▸ YOUR INSTRUCTIONS:
Filter for the word "content" and keep each matching line.

● ● ● ● ● ● ●

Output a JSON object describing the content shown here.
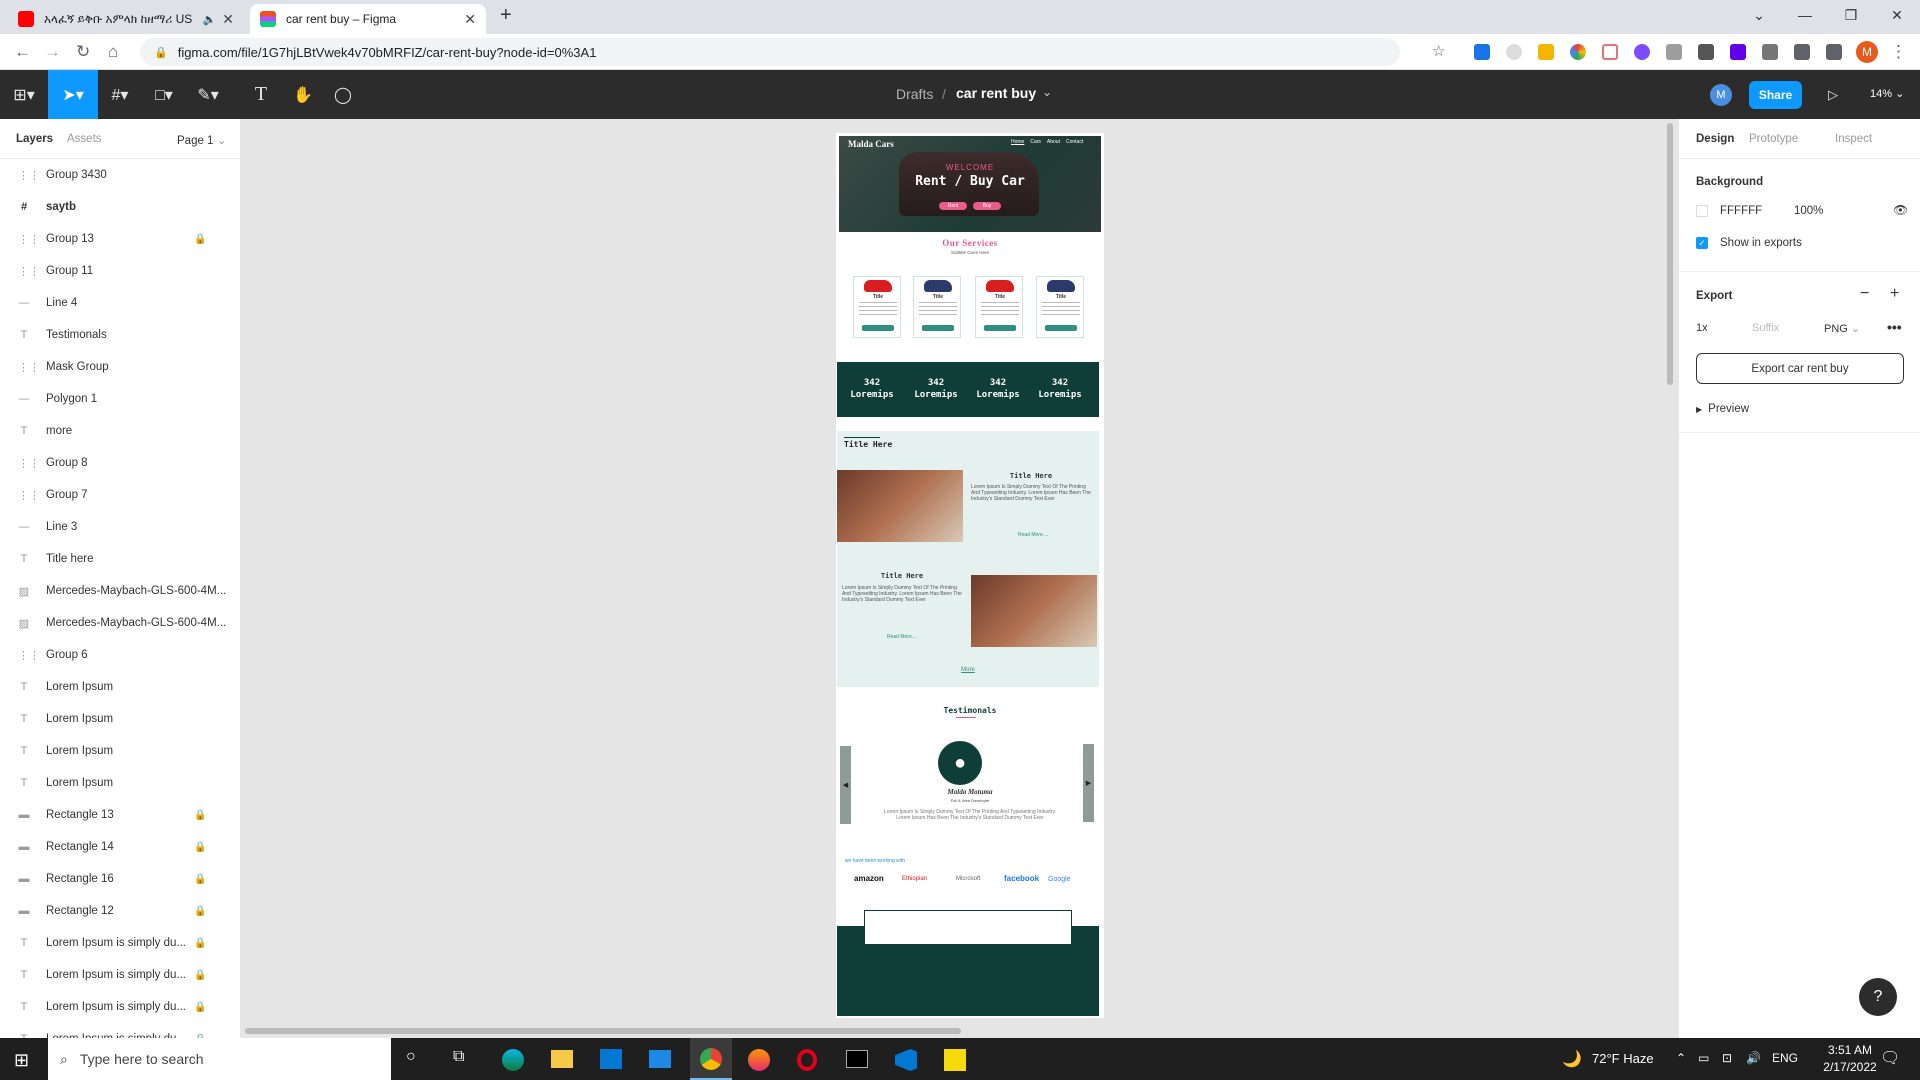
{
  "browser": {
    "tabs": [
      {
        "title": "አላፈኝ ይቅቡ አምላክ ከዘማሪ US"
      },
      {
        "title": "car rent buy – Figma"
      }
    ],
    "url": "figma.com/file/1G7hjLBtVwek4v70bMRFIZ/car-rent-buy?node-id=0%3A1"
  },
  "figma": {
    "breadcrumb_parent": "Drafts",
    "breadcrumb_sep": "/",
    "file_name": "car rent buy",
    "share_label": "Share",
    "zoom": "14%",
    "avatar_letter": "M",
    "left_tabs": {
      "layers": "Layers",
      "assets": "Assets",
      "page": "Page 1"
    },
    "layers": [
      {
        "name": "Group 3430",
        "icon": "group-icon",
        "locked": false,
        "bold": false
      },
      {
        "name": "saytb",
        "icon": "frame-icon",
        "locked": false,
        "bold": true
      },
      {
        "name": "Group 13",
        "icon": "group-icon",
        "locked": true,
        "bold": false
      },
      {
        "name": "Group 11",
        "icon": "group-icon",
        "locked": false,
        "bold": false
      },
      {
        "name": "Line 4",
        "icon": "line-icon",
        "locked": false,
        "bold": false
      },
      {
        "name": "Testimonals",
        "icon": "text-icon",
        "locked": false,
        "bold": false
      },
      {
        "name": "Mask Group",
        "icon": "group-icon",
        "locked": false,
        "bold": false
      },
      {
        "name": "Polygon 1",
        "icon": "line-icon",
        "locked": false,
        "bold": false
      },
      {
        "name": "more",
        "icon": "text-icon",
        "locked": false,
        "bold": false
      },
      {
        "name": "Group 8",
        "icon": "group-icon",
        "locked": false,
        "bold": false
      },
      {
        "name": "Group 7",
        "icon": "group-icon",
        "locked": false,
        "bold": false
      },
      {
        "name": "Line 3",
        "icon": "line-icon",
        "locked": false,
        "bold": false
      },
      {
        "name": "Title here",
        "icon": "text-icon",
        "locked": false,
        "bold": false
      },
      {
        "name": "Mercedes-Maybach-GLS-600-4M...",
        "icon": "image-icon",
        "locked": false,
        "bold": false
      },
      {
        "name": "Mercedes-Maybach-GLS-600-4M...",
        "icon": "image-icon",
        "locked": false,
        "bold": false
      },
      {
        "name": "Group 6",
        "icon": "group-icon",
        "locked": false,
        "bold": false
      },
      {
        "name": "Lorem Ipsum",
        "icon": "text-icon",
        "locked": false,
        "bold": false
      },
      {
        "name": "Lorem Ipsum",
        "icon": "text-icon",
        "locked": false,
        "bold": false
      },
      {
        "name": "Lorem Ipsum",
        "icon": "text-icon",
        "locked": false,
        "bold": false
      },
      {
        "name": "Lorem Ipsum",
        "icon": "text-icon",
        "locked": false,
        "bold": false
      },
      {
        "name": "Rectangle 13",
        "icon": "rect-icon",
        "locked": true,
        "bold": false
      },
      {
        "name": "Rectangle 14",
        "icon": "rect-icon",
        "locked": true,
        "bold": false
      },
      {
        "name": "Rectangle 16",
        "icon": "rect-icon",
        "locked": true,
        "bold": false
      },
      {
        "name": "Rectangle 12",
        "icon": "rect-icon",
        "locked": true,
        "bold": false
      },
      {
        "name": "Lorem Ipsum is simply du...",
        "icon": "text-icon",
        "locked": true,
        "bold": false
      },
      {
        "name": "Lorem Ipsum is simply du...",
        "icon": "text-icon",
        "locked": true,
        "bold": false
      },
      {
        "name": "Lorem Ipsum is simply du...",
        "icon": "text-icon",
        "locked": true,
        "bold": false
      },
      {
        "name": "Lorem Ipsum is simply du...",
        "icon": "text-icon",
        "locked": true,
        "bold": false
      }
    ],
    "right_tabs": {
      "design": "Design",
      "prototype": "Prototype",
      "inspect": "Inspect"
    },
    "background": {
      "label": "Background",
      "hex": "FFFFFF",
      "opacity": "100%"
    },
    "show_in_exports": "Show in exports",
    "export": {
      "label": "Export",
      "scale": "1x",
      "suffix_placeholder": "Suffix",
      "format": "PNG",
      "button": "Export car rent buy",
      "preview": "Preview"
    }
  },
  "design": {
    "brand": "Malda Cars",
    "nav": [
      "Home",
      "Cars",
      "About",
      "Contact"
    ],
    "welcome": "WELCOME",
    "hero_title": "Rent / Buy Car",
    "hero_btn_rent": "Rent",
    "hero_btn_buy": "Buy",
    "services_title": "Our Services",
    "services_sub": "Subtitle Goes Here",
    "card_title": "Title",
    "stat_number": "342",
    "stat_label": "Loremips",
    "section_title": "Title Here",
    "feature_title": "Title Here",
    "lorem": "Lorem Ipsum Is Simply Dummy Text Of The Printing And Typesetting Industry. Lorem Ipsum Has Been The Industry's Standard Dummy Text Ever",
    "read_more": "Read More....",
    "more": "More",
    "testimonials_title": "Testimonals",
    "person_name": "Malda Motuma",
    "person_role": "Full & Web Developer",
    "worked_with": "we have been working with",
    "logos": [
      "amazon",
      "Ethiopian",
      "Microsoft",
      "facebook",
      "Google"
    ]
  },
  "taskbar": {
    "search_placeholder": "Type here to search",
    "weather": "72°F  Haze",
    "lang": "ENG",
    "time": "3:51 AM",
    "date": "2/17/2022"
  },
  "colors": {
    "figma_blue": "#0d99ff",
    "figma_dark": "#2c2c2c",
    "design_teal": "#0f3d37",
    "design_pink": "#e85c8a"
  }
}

● ● ● ● ● ● ●

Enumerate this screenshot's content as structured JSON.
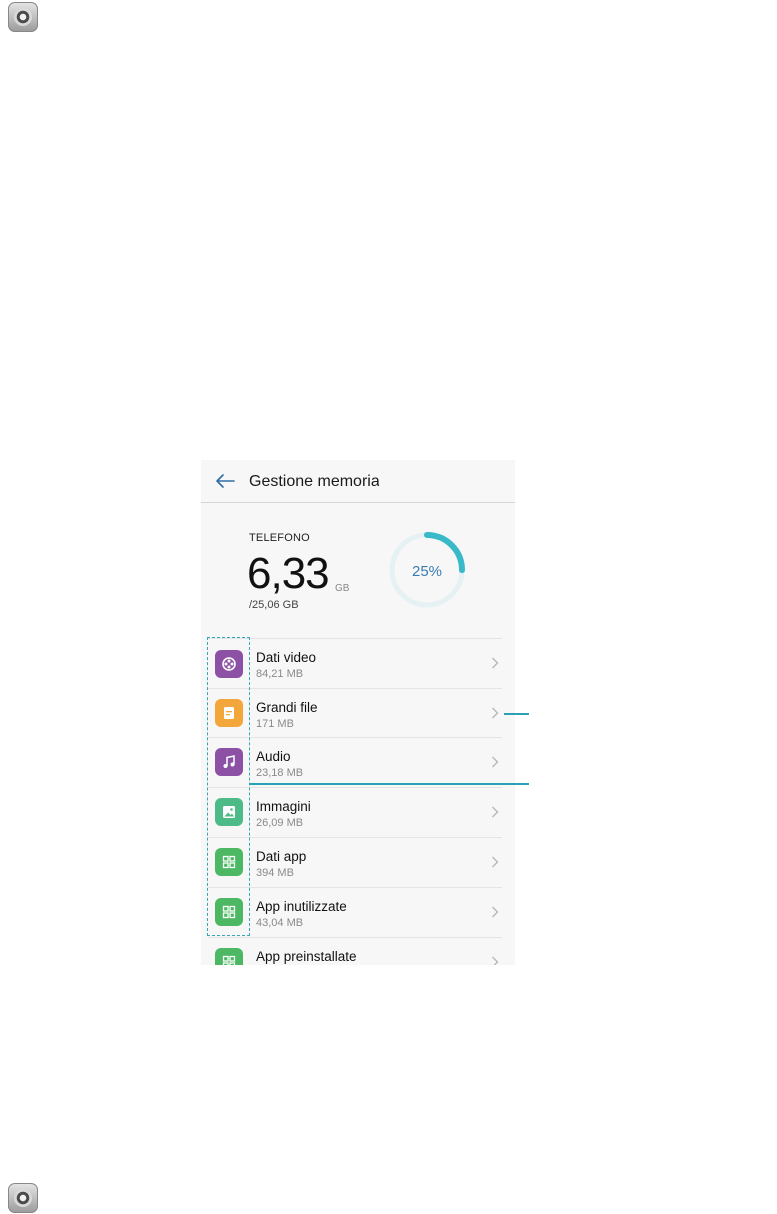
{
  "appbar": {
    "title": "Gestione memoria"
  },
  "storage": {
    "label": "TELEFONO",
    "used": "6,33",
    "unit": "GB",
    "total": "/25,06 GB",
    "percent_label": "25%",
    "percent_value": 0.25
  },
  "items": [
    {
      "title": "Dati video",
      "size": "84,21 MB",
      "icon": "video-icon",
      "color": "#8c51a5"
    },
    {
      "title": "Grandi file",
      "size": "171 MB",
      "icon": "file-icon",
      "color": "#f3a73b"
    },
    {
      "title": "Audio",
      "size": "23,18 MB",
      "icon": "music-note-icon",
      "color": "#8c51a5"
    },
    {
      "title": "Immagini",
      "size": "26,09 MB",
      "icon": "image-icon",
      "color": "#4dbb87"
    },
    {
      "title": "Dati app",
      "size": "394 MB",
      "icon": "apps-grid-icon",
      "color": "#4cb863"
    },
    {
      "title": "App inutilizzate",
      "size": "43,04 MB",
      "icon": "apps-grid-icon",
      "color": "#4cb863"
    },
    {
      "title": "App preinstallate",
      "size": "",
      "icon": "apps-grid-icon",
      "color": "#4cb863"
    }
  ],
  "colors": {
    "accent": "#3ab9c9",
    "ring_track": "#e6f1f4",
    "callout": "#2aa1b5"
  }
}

● ● ● ● ● ● ●

▸ SOLUTION FOR THIS EXERCISE:
Output a JSON object describing the content shown here.
Enumerate this screenshot's content as structured JSON.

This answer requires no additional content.